(What is needed) Restate all of the data exactly.

(Entries supplied)
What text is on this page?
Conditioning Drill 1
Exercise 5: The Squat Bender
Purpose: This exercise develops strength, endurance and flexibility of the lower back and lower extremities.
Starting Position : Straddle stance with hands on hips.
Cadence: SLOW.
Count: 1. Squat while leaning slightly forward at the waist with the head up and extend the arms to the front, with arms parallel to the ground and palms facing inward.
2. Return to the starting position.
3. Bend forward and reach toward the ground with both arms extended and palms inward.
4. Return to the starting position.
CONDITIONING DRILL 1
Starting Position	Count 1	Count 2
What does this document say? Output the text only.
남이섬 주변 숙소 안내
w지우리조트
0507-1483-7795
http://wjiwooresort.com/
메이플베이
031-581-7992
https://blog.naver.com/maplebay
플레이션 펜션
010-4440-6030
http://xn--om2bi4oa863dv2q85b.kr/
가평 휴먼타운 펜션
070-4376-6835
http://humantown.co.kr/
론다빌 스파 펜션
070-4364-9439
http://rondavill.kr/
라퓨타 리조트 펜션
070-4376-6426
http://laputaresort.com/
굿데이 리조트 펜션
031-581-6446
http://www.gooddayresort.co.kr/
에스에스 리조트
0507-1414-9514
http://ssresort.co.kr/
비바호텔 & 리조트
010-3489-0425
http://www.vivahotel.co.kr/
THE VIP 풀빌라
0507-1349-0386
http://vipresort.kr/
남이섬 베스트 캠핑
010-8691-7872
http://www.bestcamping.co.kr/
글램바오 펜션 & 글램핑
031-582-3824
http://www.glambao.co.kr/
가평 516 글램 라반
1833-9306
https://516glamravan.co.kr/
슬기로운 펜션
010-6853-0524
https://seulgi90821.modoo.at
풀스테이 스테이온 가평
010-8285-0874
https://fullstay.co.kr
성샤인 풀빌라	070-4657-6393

(Reply)
What text is on this page?
Conditioning Drill 1
Exercise 5: The Squat Bender
Purpose: This exercise develops strength, endurance and flexibility of the lower back and lower extremities.
Starting Position : Straddle stance with hands on hips.
Cadence: SLOW.
Count: 1. Squat while leaning slightly forward at the waist with the head up and extend the arms to the front, with arms parallel to the ground and palms facing inward.
2. Return to the starting position.
3. Bend forward and reach toward the ground with both arms extended and palms inward.
4. Return to the starting position.
CONDITIONING DRILL 1
Starting Position	Count 1	Count 2
What does this document say? Output the text only.
남이섬 주변 숙소 안내
w지우리조트
0507-1483-7795
http://wjiwooresort.com/
메이플베이
031-581-7992
https://blog.naver.com/maplebay
플레이션 펜션
010-4440-6030
http://xn--om2bi4oa863dv2q85b.kr/
가평 휴먼타운 펜션
070-4376-6835
http://humantown.co.kr/
론다빌 스파 펜션
070-4364-9439
http://rondavill.kr/
라퓨타 리조트 펜션
070-4376-6426
http://laputaresort.com/
굿데이 리조트 펜션
031-581-6446
http://www.gooddayresort.co.kr/
에스에스 리조트
0507-1414-9514
http://ssresort.co.kr/
비바호텔 & 리조트
010-3489-0425
http://www.vivahotel.co.kr/
THE VIP 풀빌라
0507-1349-0386
http://vipresort.kr/
남이섬 베스트 캠핑
010-8691-7872
http://www.bestcamping.co.kr/
글램바오 펜션 & 글램핑
031-582-3824
http://www.glambao.co.kr/
가평 516 글램 라반
1833-9306
https://516glamravan.co.kr/
슬기로운 펜션
010-6853-0524
https://seulgi90821.modoo.at
풀스테이 스테이온 가평
010-8285-0874
https://fullstay.co.kr
성샤인 풀빌라	070-4657-6393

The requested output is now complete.